Reproduce the listing below in its entirety. Change nothing.

The records →
▼▼▼
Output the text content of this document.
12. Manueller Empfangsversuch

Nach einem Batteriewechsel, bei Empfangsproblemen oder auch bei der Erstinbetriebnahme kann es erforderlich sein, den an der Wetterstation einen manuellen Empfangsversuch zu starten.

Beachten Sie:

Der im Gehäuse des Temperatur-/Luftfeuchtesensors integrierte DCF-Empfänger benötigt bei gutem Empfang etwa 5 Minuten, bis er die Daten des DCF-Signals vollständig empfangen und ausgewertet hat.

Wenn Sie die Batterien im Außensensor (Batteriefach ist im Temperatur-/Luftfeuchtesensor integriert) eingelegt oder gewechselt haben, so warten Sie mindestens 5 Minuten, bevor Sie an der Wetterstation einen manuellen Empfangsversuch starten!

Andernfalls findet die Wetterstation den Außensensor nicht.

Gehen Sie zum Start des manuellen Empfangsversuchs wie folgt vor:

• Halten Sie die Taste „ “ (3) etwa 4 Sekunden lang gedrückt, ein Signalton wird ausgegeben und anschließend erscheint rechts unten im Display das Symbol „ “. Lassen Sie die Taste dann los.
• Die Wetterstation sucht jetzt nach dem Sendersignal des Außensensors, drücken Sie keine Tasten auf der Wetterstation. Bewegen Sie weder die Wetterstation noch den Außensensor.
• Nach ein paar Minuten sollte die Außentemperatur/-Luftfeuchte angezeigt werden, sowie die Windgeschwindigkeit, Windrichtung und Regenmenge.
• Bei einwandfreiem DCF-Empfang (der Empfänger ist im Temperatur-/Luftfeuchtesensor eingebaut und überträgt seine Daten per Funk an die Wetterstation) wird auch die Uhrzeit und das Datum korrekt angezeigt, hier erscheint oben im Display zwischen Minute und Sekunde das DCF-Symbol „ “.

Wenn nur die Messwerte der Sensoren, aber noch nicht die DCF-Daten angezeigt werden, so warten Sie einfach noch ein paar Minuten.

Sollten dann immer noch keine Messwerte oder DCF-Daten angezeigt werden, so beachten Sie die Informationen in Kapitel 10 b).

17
▲▲▲
Solution for this problem →
Output the text content of this document.
12. Manueller Empfangsversuch

Nach einem Batteriewechsel, bei Empfangsproblemen oder auch bei der Erstinbetriebnahme kann es erforderlich sein, den an der Wetterstation einen manuellen Empfangsversuch zu starten.

Beachten Sie:

Der im Gehäuse des Temperatur-/Luftfeuchtesensors integrierte DCF-Empfänger benötigt bei gutem Empfang etwa 5 Minuten, bis er die Daten des DCF-Signals vollständig empfangen und ausgewertet hat.

Wenn Sie die Batterien im Außensensor (Batteriefach ist im Temperatur-/Luftfeuchtesensor integriert) eingelegt oder gewechselt haben, so warten Sie mindestens 5 Minuten, bevor Sie an der Wetterstation einen manuellen Empfangsversuch starten!

Andernfalls findet die Wetterstation den Außensensor nicht.

Gehen Sie zum Start des manuellen Empfangsversuchs wie folgt vor:

• Halten Sie die Taste „ “ (3) etwa 4 Sekunden lang gedrückt, ein Signalton wird ausgegeben und anschließend erscheint rechts unten im Display das Symbol „ “. Lassen Sie die Taste dann los.
• Die Wetterstation sucht jetzt nach dem Sendersignal des Außensensors, drücken Sie keine Tasten auf der Wetterstation. Bewegen Sie weder die Wetterstation noch den Außensensor.
• Nach ein paar Minuten sollte die Außentemperatur/-Luftfeuchte angezeigt werden, sowie die Windgeschwindigkeit, Windrichtung und Regenmenge.
• Bei einwandfreiem DCF-Empfang (der Empfänger ist im Temperatur-/Luftfeuchtesensor eingebaut und überträgt seine Daten per Funk an die Wetterstation) wird auch die Uhrzeit und das Datum korrekt angezeigt, hier erscheint oben im Display zwischen Minute und Sekunde das DCF-Symbol „ “.

Wenn nur die Messwerte der Sensoren, aber noch nicht die DCF-Daten angezeigt werden, so warten Sie einfach noch ein paar Minuten.

Sollten dann immer noch keine Messwerte oder DCF-Daten angezeigt werden, so beachten Sie die Informationen in Kapitel 10 b).

17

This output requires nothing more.